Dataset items
┌──

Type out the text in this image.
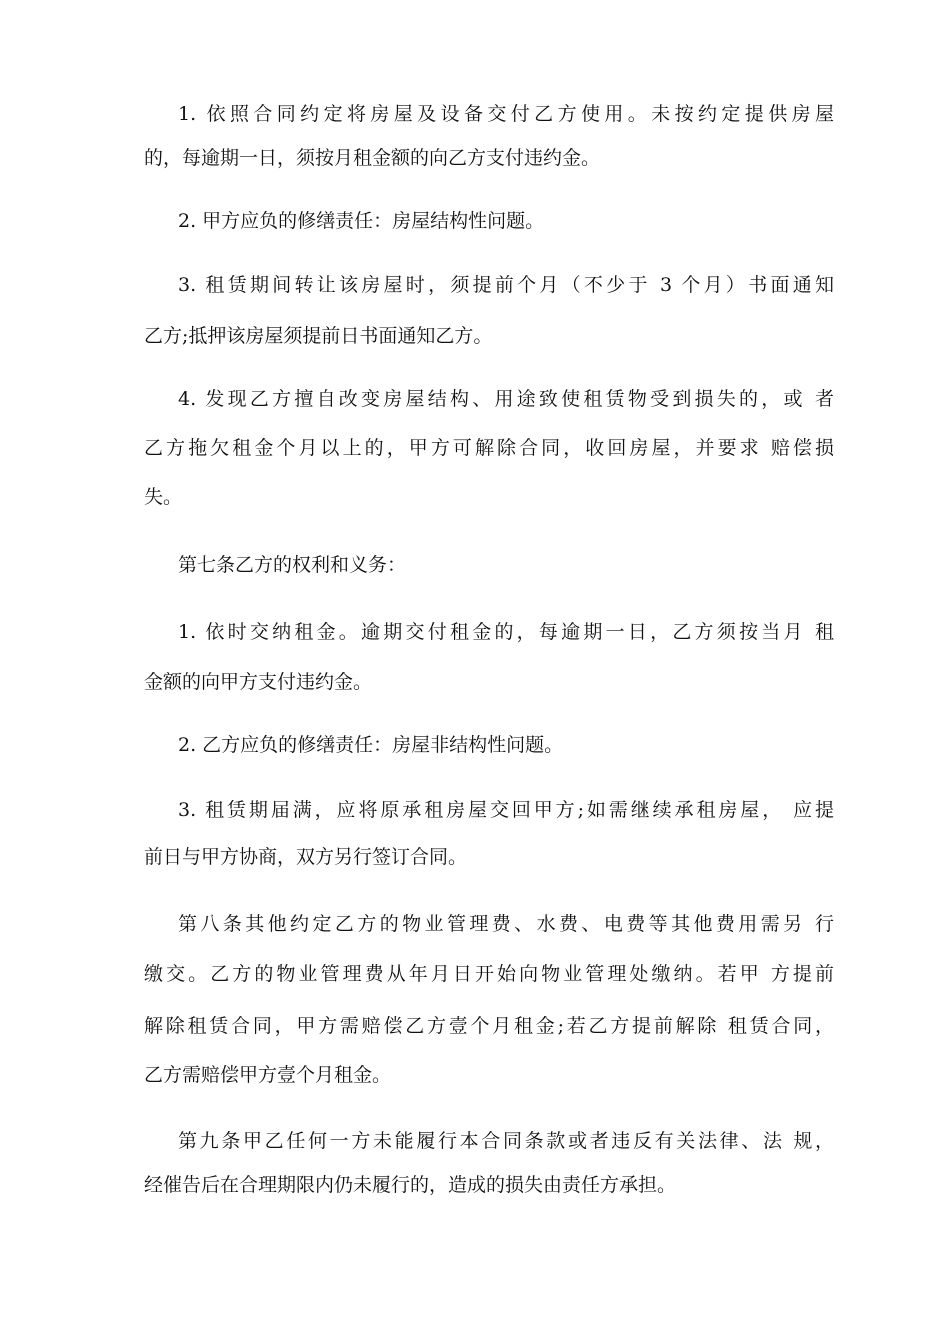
1. 依照合同约定将房屋及设备交付乙方使用。未按约定提供房屋
的，每逾期一日，须按月租金额的向乙方支付违约金。
2. 甲方应负的修缮责任：房屋结构性问题。
3. 租赁期间转让该房屋时，须提前个月（不少于 3 个月）书面通知
乙方;抵押该房屋须提前日书面通知乙方。
4. 发现乙方擅自改变房屋结构、用途致使租赁物受到损失的，或 者
乙方拖欠租金个月以上的，甲方可解除合同，收回房屋，并要求 赔偿损
失。
第七条乙方的权利和义务：
1. 依时交纳租金。逾期交付租金的，每逾期一日，乙方须按当月 租
金额的向甲方支付违约金。
2. 乙方应负的修缮责任：房屋非结构性问题。
3. 租赁期届满，应将原承租房屋交回甲方;如需继续承租房屋， 应提
前日与甲方协商，双方另行签订合同。
第八条其他约定乙方的物业管理费、水费、电费等其他费用需另 行
缴交。乙方的物业管理费从年月日开始向物业管理处缴纳。若甲 方提前
解除租赁合同，甲方需赔偿乙方壹个月租金;若乙方提前解除 租赁合同，
乙方需赔偿甲方壹个月租金。
第九条甲乙任何一方未能履行本合同条款或者违反有关法律、法 规，
经催告后在合理期限内仍未履行的，造成的损失由责任方承担。
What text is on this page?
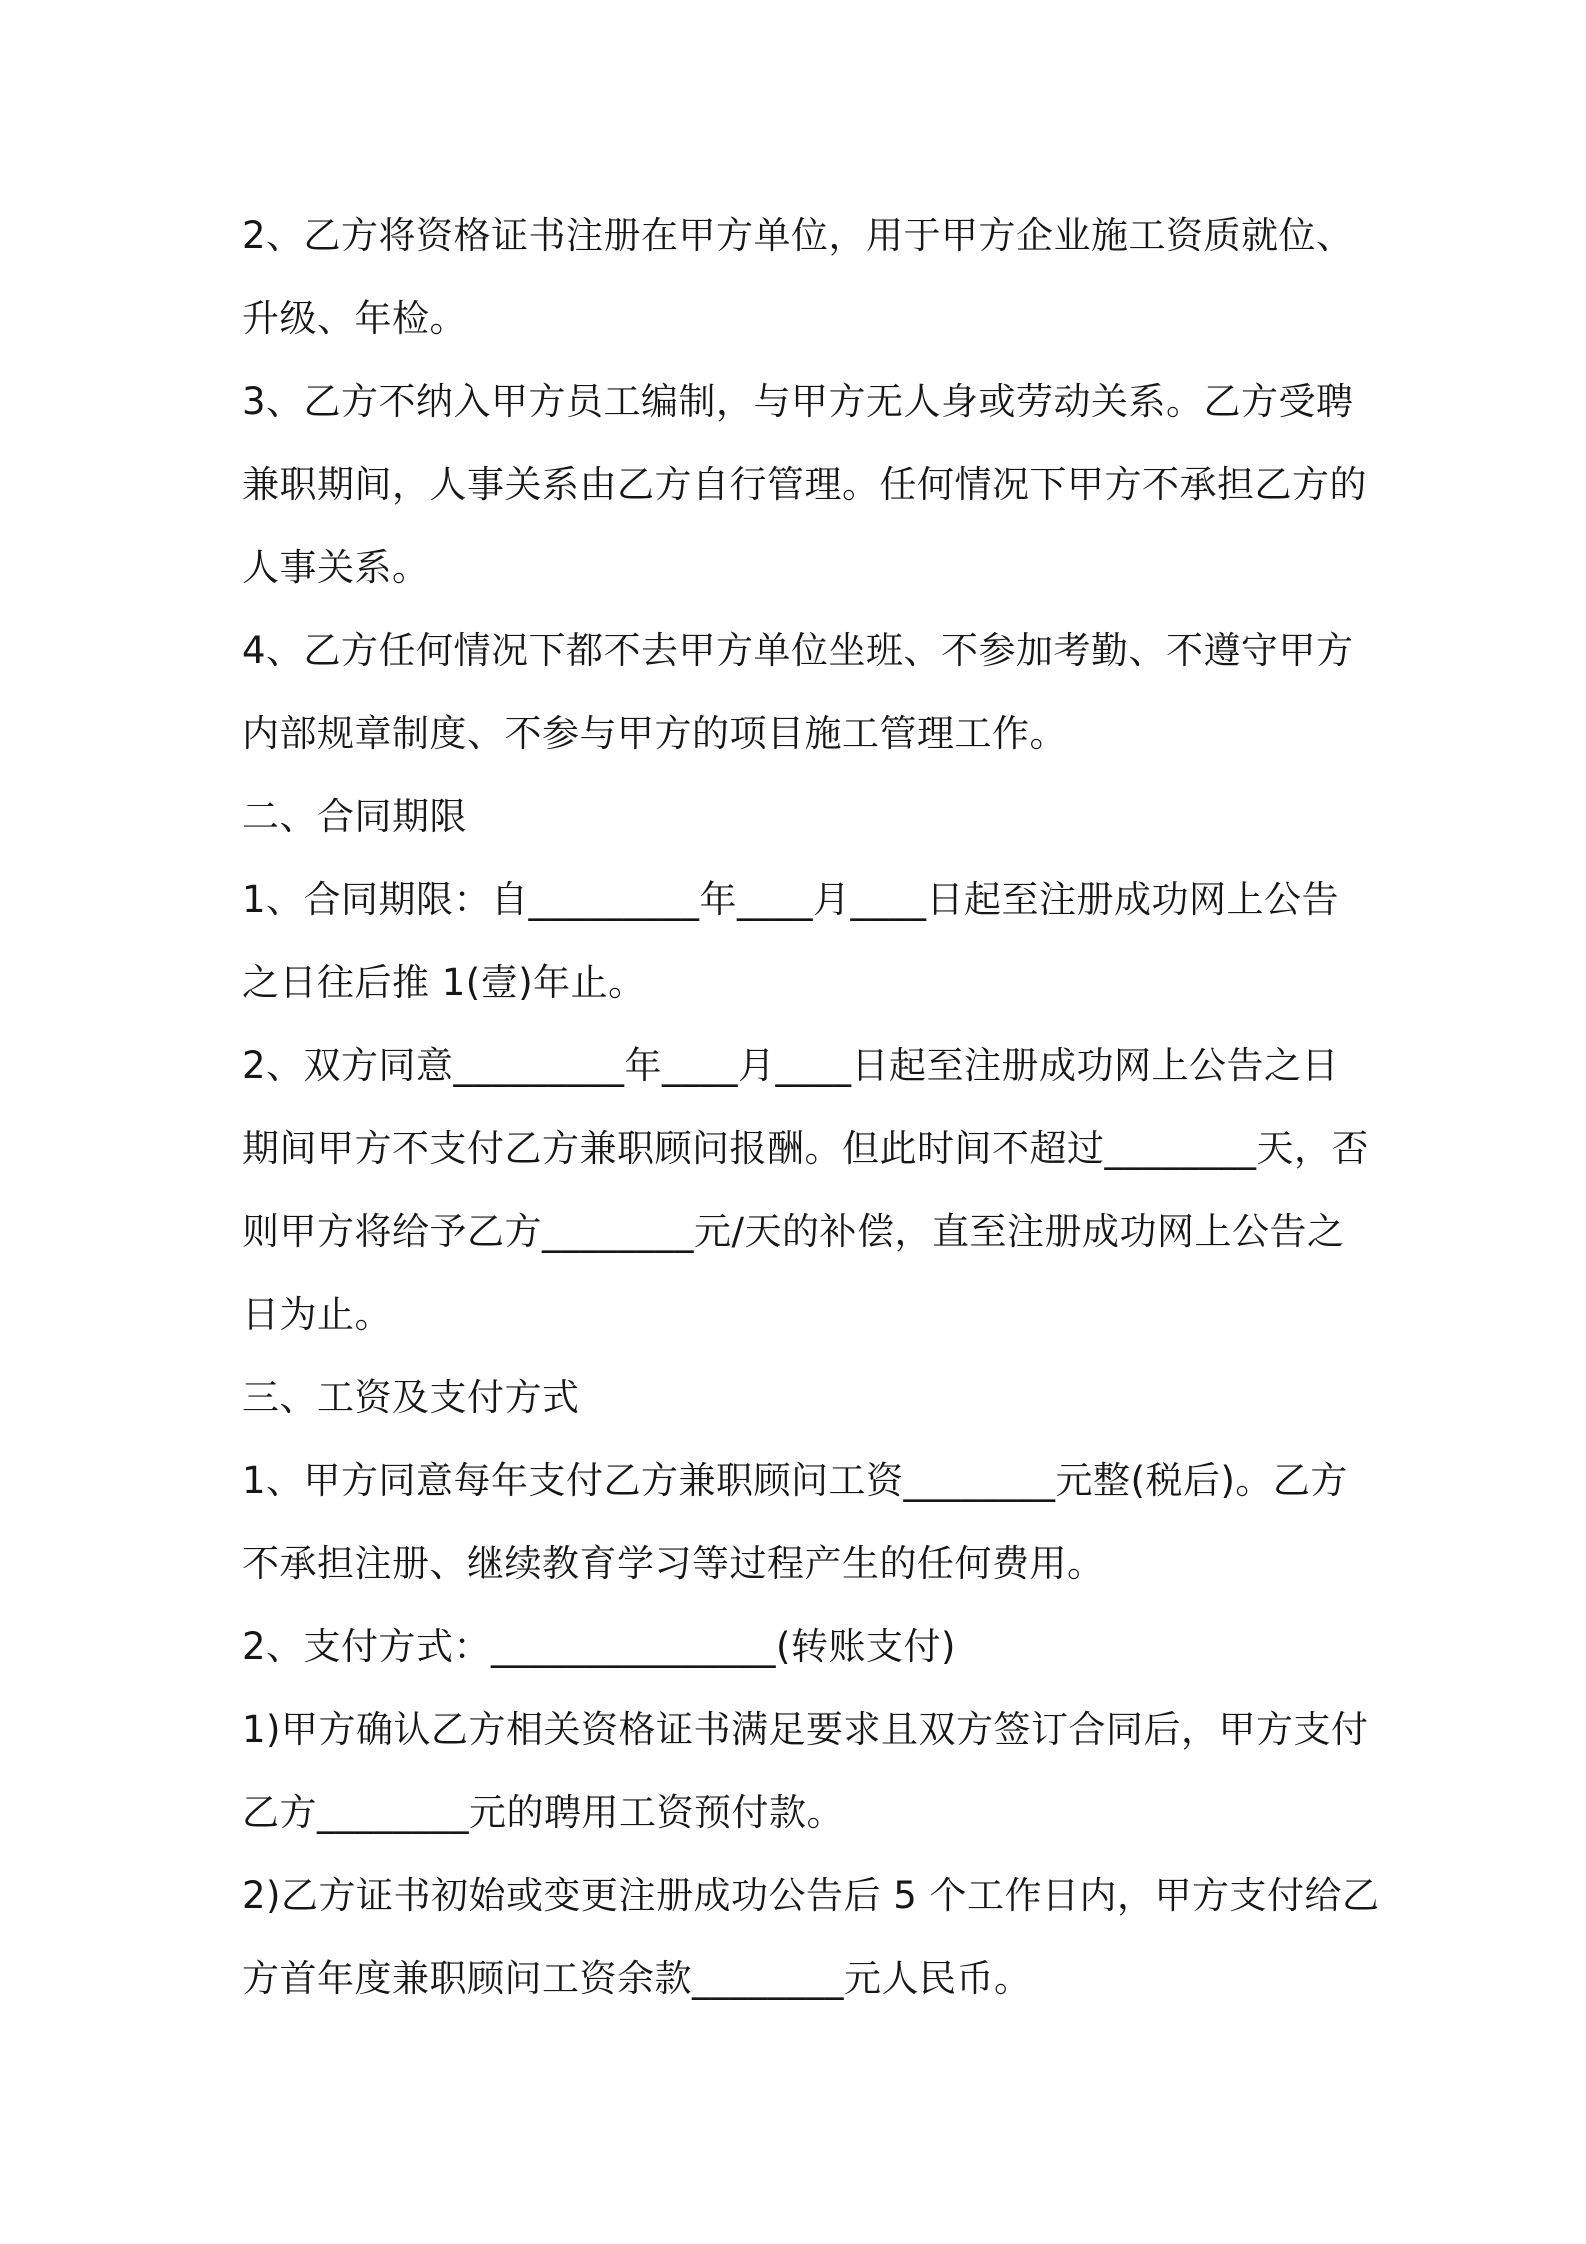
2、乙方将资格证书注册在甲方单位，用于甲方企业施工资质就位、
升级、年检。
3、乙方不纳入甲方员工编制，与甲方无人身或劳动关系。乙方受聘
兼职期间，人事关系由乙方自行管理。任何情况下甲方不承担乙方的
人事关系。
4、乙方任何情况下都不去甲方单位坐班、不参加考勤、不遵守甲方
内部规章制度、不参与甲方的项目施工管理工作。
二、合同期限
1、合同期限：自_________年____月____日起至注册成功网上公告
之日往后推 1(壹)年止。
2、双方同意_________年____月____日起至注册成功网上公告之日
期间甲方不支付乙方兼职顾问报酬。但此时间不超过________天，否
则甲方将给予乙方________元/天的补偿，直至注册成功网上公告之
日为止。
三、工资及支付方式
1、甲方同意每年支付乙方兼职顾问工资________元整(税后)。乙方
不承担注册、继续教育学习等过程产生的任何费用。
2、支付方式：_______________(转账支付)
1)甲方确认乙方相关资格证书满足要求且双方签订合同后，甲方支付
乙方________元的聘用工资预付款。
2)乙方证书初始或变更注册成功公告后 5 个工作日内，甲方支付给乙
方首年度兼职顾问工资余款________元人民币。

└──

### [STATED GOAL]
Beginning at the line with "What text is on this page?", reproduce each line exactly through the last line of the records above, with pictures left out.

### [PROBLEM SOLUTION]
What text is on this page?
2、乙方将资格证书注册在甲方单位，用于甲方企业施工资质就位、
升级、年检。
3、乙方不纳入甲方员工编制，与甲方无人身或劳动关系。乙方受聘
兼职期间，人事关系由乙方自行管理。任何情况下甲方不承担乙方的
人事关系。
4、乙方任何情况下都不去甲方单位坐班、不参加考勤、不遵守甲方
内部规章制度、不参与甲方的项目施工管理工作。
二、合同期限
1、合同期限：自_________年____月____日起至注册成功网上公告
之日往后推 1(壹)年止。
2、双方同意_________年____月____日起至注册成功网上公告之日
期间甲方不支付乙方兼职顾问报酬。但此时间不超过________天，否
则甲方将给予乙方________元/天的补偿，直至注册成功网上公告之
日为止。
三、工资及支付方式
1、甲方同意每年支付乙方兼职顾问工资________元整(税后)。乙方
不承担注册、继续教育学习等过程产生的任何费用。
2、支付方式：_______________(转账支付)
1)甲方确认乙方相关资格证书满足要求且双方签订合同后，甲方支付
乙方________元的聘用工资预付款。
2)乙方证书初始或变更注册成功公告后 5 个工作日内，甲方支付给乙
方首年度兼职顾问工资余款________元人民币。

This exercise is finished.